══ GIVEN RECORDS

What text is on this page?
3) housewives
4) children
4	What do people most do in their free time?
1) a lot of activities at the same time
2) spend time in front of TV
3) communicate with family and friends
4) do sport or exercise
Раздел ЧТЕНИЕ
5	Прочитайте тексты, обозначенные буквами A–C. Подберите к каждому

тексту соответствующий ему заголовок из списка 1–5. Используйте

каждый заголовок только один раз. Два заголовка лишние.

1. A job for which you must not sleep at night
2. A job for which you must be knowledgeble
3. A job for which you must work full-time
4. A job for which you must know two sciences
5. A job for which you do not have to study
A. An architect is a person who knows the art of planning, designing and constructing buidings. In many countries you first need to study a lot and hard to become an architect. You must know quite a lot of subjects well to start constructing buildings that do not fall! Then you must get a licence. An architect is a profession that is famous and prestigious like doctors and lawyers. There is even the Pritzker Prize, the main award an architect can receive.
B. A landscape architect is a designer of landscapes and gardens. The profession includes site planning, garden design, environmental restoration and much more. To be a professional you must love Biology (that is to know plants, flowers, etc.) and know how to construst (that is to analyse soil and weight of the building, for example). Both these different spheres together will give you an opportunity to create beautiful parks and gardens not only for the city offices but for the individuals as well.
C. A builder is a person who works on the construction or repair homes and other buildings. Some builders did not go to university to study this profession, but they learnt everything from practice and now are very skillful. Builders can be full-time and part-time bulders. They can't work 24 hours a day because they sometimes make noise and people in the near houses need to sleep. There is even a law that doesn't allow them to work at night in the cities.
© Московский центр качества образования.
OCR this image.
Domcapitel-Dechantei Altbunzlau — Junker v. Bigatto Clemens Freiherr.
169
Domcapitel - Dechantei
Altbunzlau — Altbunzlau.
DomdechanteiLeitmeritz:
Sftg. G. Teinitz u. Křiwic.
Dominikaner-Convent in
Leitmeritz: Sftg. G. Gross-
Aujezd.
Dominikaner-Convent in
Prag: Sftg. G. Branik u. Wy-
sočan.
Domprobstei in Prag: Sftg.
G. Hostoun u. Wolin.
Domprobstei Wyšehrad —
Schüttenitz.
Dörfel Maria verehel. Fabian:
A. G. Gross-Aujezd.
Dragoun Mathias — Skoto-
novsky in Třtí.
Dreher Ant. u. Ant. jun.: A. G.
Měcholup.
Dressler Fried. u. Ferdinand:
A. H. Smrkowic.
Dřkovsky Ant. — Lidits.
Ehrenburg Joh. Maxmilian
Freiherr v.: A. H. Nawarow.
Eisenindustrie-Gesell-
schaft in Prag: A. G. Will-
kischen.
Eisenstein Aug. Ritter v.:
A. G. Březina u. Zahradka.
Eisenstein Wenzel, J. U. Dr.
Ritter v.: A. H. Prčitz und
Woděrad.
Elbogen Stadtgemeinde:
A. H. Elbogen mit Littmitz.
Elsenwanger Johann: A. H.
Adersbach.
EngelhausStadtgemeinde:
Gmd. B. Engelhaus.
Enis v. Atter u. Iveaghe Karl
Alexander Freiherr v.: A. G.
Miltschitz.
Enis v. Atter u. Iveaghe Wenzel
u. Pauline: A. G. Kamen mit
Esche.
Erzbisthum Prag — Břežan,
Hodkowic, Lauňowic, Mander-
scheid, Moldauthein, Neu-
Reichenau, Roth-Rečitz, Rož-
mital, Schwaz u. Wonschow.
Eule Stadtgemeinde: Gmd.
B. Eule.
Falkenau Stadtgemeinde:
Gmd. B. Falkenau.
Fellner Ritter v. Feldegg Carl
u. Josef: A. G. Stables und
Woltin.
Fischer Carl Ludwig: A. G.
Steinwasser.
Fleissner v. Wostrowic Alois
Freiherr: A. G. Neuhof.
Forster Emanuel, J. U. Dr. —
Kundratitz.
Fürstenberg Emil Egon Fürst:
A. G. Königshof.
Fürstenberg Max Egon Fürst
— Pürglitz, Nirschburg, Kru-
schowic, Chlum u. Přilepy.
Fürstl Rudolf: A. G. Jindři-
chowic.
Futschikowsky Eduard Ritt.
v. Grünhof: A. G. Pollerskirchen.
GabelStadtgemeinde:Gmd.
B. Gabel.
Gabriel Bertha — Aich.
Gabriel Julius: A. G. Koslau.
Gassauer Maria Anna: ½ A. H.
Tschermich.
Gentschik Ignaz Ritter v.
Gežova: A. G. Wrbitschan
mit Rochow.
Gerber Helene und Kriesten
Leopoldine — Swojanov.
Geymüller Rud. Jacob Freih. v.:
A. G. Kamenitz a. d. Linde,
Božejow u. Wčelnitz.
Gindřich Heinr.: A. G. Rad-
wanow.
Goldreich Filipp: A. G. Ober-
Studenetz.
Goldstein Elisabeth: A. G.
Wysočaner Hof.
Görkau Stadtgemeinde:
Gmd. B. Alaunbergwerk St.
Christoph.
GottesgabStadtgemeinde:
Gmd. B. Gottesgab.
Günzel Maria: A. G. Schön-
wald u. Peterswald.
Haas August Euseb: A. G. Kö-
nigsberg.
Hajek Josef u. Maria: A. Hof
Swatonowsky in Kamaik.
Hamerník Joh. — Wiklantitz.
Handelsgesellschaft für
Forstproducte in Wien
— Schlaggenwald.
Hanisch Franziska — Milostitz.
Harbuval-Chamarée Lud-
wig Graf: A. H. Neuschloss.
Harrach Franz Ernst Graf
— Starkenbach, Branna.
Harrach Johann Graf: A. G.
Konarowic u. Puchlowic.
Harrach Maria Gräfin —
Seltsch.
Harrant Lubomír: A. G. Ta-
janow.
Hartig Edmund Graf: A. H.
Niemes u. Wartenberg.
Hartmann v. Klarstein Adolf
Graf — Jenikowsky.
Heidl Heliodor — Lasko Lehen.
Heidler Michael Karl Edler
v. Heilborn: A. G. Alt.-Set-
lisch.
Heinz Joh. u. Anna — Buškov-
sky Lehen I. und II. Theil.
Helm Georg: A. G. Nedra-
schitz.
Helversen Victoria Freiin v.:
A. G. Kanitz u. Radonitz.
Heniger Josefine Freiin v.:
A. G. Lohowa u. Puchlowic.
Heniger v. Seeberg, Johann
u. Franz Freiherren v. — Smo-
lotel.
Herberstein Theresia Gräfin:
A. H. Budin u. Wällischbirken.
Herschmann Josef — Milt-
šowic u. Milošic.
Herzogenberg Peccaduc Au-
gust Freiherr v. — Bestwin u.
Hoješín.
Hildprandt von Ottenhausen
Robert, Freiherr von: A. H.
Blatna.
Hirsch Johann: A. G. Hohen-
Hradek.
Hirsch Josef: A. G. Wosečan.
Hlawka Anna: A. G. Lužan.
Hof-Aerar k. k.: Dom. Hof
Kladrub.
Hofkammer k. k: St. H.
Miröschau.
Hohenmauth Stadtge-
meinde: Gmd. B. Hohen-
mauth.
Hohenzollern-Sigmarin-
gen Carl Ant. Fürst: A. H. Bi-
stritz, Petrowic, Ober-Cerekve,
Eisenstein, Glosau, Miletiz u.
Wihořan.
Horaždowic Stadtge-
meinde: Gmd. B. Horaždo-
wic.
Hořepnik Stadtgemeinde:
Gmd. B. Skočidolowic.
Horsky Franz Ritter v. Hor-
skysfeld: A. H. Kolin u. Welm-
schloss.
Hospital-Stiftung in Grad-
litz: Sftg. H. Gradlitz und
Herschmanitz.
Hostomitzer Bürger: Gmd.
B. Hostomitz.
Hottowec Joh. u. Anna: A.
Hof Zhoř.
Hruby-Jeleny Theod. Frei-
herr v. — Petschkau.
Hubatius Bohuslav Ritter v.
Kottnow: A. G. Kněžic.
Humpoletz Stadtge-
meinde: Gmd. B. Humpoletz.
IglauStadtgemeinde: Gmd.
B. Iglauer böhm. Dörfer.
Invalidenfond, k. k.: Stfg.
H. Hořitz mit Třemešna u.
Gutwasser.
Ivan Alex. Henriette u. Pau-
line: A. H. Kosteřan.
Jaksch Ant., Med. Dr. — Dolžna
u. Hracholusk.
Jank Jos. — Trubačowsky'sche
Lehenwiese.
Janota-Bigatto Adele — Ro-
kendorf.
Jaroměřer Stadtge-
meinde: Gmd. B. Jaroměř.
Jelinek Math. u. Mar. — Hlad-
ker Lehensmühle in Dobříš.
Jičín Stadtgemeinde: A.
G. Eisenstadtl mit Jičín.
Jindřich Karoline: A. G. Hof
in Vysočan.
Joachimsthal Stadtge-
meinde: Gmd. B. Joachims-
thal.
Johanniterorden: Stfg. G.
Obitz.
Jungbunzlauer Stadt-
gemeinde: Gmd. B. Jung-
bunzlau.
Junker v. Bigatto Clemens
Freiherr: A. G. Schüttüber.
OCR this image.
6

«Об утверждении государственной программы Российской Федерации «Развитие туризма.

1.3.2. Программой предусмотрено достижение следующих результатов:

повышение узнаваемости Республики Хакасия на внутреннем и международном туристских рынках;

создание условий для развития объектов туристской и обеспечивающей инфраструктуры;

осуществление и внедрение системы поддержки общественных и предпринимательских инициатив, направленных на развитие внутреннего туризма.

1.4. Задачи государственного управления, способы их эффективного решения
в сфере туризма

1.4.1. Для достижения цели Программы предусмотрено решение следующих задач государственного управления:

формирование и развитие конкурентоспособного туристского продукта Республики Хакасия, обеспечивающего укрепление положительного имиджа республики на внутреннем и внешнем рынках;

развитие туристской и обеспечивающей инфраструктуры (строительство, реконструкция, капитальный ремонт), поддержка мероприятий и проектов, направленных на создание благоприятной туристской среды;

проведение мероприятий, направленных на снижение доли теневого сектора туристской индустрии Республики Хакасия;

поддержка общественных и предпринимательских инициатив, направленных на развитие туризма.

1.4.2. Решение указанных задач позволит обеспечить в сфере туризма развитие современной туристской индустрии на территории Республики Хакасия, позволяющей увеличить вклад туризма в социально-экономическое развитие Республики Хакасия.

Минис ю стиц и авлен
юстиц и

════

**EXERCISE AIM**:
Pick out every line above that contains the word "управления" and copy it.

**WORKED SOLUTION**:
1.4. Задачи государственного управления, способы их эффективного решения
1.4.1. Для достижения цели Программы предусмотрено решение следующих задач государственного управления:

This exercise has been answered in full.